• **What you need to do**:
Write out all of the entries exactly, please.
------ Entries provided
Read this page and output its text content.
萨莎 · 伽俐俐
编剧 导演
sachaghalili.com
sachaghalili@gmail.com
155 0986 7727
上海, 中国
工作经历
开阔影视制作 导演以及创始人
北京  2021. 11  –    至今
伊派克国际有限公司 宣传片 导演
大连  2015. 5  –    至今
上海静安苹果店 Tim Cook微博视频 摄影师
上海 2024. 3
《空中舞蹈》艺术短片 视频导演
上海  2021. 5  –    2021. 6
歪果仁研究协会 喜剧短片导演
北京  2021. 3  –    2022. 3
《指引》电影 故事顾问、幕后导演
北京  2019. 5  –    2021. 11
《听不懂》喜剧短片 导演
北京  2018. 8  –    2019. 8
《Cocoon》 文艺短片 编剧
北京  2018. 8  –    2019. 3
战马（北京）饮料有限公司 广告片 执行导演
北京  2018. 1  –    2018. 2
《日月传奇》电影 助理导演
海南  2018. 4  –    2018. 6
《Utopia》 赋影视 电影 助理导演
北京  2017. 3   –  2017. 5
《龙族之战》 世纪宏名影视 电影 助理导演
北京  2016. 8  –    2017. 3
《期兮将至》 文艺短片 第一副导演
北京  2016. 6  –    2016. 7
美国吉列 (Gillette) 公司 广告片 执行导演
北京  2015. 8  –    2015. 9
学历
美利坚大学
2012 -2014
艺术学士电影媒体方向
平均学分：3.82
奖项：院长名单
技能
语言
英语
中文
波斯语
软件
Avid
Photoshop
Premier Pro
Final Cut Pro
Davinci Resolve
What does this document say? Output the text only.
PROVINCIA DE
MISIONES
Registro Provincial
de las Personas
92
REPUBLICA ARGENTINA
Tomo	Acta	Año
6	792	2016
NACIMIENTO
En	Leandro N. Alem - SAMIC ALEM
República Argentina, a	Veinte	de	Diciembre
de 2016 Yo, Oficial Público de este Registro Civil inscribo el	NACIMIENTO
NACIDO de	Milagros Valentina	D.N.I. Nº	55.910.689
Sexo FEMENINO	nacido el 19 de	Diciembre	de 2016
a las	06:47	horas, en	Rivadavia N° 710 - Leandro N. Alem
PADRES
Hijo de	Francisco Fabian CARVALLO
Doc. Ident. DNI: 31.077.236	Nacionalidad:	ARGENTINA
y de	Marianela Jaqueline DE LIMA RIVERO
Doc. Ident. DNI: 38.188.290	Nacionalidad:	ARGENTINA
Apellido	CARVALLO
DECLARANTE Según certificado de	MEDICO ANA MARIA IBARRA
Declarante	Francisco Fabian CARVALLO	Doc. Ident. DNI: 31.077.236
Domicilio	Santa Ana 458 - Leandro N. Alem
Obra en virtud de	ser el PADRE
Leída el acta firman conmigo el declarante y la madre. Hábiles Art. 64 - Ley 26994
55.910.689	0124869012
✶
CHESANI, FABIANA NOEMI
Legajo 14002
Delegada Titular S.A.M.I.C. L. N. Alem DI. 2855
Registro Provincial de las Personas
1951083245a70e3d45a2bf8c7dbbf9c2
------------
• **Solution for this problem**:
Read this page and output its text content.
萨莎 · 伽俐俐
编剧 导演
sachaghalili.com
sachaghalili@gmail.com
155 0986 7727
上海, 中国
工作经历
开阔影视制作 导演以及创始人
北京  2021. 11  –    至今
伊派克国际有限公司 宣传片 导演
大连  2015. 5  –    至今
上海静安苹果店 Tim Cook微博视频 摄影师
上海 2024. 3
《空中舞蹈》艺术短片 视频导演
上海  2021. 5  –    2021. 6
歪果仁研究协会 喜剧短片导演
北京  2021. 3  –    2022. 3
《指引》电影 故事顾问、幕后导演
北京  2019. 5  –    2021. 11
《听不懂》喜剧短片 导演
北京  2018. 8  –    2019. 8
《Cocoon》 文艺短片 编剧
北京  2018. 8  –    2019. 3
战马（北京）饮料有限公司 广告片 执行导演
北京  2018. 1  –    2018. 2
《日月传奇》电影 助理导演
海南  2018. 4  –    2018. 6
《Utopia》 赋影视 电影 助理导演
北京  2017. 3   –  2017. 5
《龙族之战》 世纪宏名影视 电影 助理导演
北京  2016. 8  –    2017. 3
《期兮将至》 文艺短片 第一副导演
北京  2016. 6  –    2016. 7
美国吉列 (Gillette) 公司 广告片 执行导演
北京  2015. 8  –    2015. 9
学历
美利坚大学
2012 -2014
艺术学士电影媒体方向
平均学分：3.82
奖项：院长名单
技能
语言
英语
中文
波斯语
软件
Avid
Photoshop
Premier Pro
Final Cut Pro
Davinci Resolve
What does this document say? Output the text only.
PROVINCIA DE
MISIONES
Registro Provincial
de las Personas
92
REPUBLICA ARGENTINA
Tomo	Acta	Año
6	792	2016
NACIMIENTO
En	Leandro N. Alem - SAMIC ALEM
República Argentina, a	Veinte	de	Diciembre
de 2016 Yo, Oficial Público de este Registro Civil inscribo el	NACIMIENTO
NACIDO de	Milagros Valentina	D.N.I. Nº	55.910.689
Sexo FEMENINO	nacido el 19 de	Diciembre	de 2016
a las	06:47	horas, en	Rivadavia N° 710 - Leandro N. Alem
PADRES
Hijo de	Francisco Fabian CARVALLO
Doc. Ident. DNI: 31.077.236	Nacionalidad:	ARGENTINA
y de	Marianela Jaqueline DE LIMA RIVERO
Doc. Ident. DNI: 38.188.290	Nacionalidad:	ARGENTINA
Apellido	CARVALLO
DECLARANTE Según certificado de	MEDICO ANA MARIA IBARRA
Declarante	Francisco Fabian CARVALLO	Doc. Ident. DNI: 31.077.236
Domicilio	Santa Ana 458 - Leandro N. Alem
Obra en virtud de	ser el PADRE
Leída el acta firman conmigo el declarante y la madre. Hábiles Art. 64 - Ley 26994
55.910.689	0124869012
✶
CHESANI, FABIANA NOEMI
Legajo 14002
Delegada Titular S.A.M.I.C. L. N. Alem DI. 2855
Registro Provincial de las Personas
1951083245a70e3d45a2bf8c7dbbf9c2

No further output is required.